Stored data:
────────
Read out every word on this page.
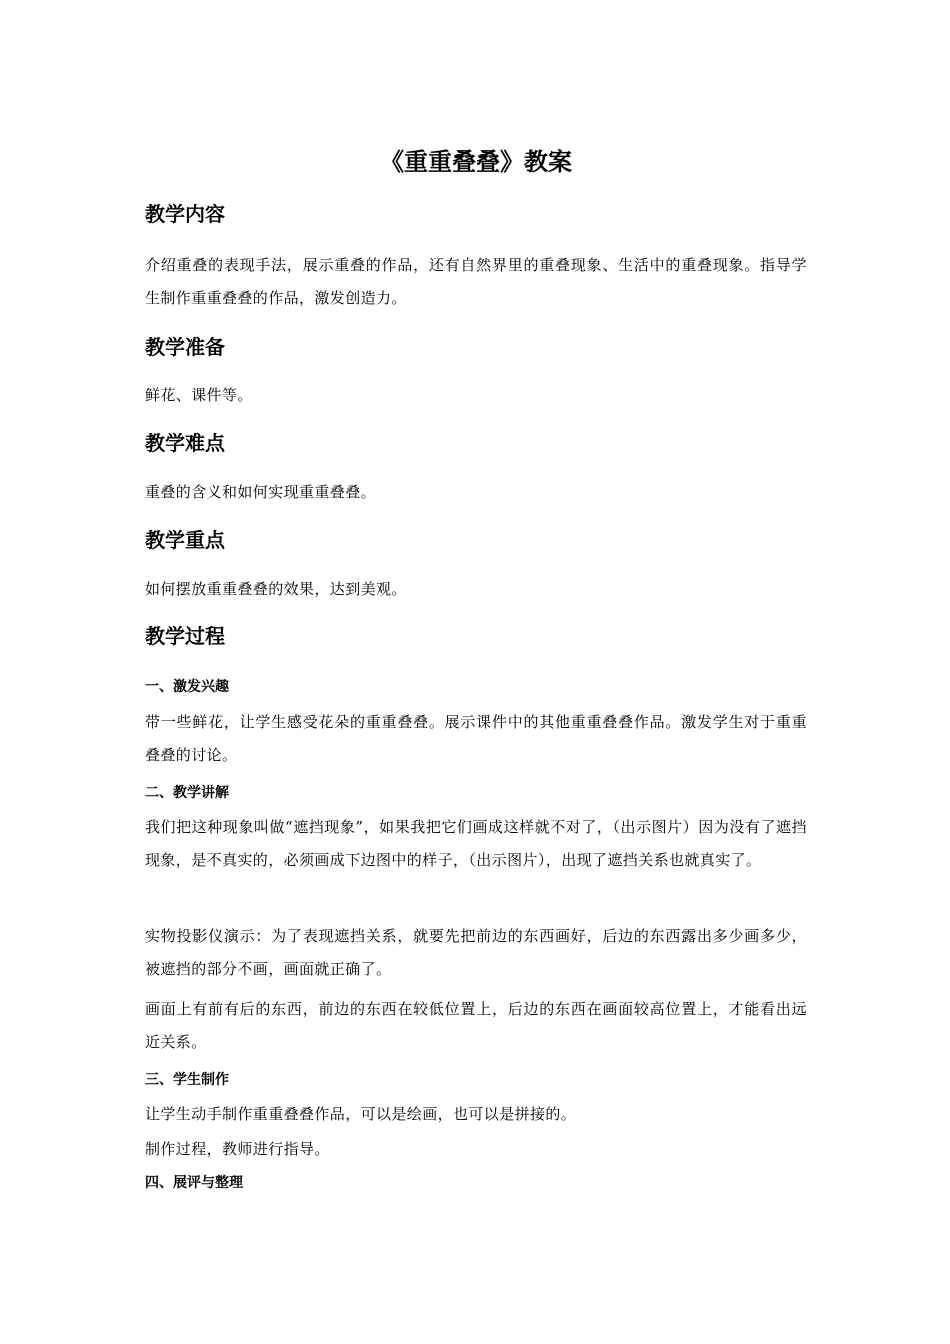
《重重叠叠》教案
教学内容

介绍重叠的表现手法，展示重叠的作品，还有自然界里的重叠现象、生活中的重叠现象。指导学生制作重重叠叠的作品，激发创造力。

教学准备

鲜花、课件等。

教学难点

重叠的含义和如何实现重重叠叠。

教学重点

如何摆放重重叠叠的效果，达到美观。

教学过程
一、激发兴趣

带一些鲜花，让学生感受花朵的重重叠叠。展示课件中的其他重重叠叠作品。激发学生对于重重叠叠的讨论。

二、教学讲解

我们把这种现象叫做“遮挡现象”，如果我把它们画成这样就不对了，（出示图片）因为没有了遮挡现象，是不真实的，必须画成下边图中的样子，（出示图片），出现了遮挡关系也就真实了。

实物投影仪演示：为了表现遮挡关系，就要先把前边的东西画好，后边的东西露出多少画多少，被遮挡的部分不画，画面就正确了。

画面上有前有后的东西，前边的东西在较低位置上，后边的东西在画面较高位置上，才能看出远近关系。

三、学生制作

让学生动手制作重重叠叠作品，可以是绘画，也可以是拼接的。

制作过程，教师进行指导。

四、展评与整理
────────
→ **Problem statement**
In your copy, leave out the pictures and reproduce the material above exactly.

→ **Answer to this exercise**
Read out every word on this page.
《重重叠叠》教案
教学内容

介绍重叠的表现手法，展示重叠的作品，还有自然界里的重叠现象、生活中的重叠现象。指导学生制作重重叠叠的作品，激发创造力。

教学准备

鲜花、课件等。

教学难点

重叠的含义和如何实现重重叠叠。

教学重点

如何摆放重重叠叠的效果，达到美观。

教学过程
一、激发兴趣

带一些鲜花，让学生感受花朵的重重叠叠。展示课件中的其他重重叠叠作品。激发学生对于重重叠叠的讨论。

二、教学讲解

我们把这种现象叫做“遮挡现象”，如果我把它们画成这样就不对了，（出示图片）因为没有了遮挡现象，是不真实的，必须画成下边图中的样子，（出示图片），出现了遮挡关系也就真实了。

实物投影仪演示：为了表现遮挡关系，就要先把前边的东西画好，后边的东西露出多少画多少，被遮挡的部分不画，画面就正确了。

画面上有前有后的东西，前边的东西在较低位置上，后边的东西在画面较高位置上，才能看出远近关系。

三、学生制作

让学生动手制作重重叠叠作品，可以是绘画，也可以是拼接的。

制作过程，教师进行指导。

四、展评与整理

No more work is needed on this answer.